§ **Exercise directions**
From the entries that follow, extract each line holding the string "چاہیئے".

§ **Materials provided**

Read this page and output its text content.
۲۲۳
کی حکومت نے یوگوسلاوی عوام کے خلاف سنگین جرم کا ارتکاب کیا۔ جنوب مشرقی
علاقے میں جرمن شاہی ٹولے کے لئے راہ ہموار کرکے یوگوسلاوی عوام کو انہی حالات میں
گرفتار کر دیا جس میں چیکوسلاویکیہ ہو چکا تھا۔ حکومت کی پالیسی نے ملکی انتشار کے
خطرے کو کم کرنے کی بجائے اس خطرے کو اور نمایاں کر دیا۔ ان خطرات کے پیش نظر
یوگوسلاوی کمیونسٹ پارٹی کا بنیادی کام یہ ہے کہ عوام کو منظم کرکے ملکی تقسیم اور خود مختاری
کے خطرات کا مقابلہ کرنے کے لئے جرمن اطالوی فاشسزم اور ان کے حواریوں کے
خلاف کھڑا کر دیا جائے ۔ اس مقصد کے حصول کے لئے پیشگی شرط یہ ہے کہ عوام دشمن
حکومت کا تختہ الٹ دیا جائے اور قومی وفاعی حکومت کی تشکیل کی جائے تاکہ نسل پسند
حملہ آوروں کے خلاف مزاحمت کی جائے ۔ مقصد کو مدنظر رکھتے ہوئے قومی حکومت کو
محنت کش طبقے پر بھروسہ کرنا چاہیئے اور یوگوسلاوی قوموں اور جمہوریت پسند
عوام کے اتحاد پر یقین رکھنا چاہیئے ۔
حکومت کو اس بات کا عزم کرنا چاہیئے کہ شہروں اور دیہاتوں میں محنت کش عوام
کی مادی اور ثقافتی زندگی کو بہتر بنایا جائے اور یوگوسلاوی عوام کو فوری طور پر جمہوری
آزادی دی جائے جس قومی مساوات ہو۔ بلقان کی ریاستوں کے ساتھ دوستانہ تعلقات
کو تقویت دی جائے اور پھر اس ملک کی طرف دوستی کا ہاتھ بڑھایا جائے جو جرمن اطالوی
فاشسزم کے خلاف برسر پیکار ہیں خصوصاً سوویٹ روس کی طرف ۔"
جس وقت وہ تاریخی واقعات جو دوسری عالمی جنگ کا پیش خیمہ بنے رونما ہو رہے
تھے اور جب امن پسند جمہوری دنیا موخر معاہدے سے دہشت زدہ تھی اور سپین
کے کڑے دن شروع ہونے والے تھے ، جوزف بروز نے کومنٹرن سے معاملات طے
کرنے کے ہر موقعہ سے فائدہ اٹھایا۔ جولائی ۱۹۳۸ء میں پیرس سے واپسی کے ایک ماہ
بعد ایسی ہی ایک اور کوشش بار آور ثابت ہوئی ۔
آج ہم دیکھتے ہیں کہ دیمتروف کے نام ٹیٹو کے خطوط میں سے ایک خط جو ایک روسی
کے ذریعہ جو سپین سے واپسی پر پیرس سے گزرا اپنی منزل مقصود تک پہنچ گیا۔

...

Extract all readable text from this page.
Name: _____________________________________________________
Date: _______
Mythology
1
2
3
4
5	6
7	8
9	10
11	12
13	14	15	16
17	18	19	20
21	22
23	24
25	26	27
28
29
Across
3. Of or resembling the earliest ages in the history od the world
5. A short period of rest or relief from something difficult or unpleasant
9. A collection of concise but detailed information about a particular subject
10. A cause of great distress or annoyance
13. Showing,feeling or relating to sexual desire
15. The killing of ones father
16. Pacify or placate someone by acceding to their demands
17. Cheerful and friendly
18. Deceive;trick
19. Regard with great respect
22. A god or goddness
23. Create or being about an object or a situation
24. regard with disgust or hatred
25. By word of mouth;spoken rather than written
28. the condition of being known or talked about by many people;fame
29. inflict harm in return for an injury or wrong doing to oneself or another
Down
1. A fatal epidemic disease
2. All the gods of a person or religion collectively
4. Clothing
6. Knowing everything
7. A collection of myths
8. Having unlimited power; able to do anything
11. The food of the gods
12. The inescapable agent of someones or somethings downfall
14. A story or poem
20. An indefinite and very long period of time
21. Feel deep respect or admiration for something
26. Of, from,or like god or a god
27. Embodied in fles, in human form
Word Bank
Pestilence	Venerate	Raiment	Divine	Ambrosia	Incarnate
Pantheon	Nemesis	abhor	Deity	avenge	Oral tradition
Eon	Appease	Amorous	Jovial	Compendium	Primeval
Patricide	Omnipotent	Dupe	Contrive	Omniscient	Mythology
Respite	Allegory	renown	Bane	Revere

§ **Task output**
محنت کش طبقے پر بھروسہ کرنا چاہیئے اور یوگوسلاوی قوموں اور جمہوریت پسند
عوام کے اتحاد پر یقین رکھنا چاہیئے ۔
حکومت کو اس بات کا عزم کرنا چاہیئے کہ شہروں اور دیہاتوں میں محنت کش عوام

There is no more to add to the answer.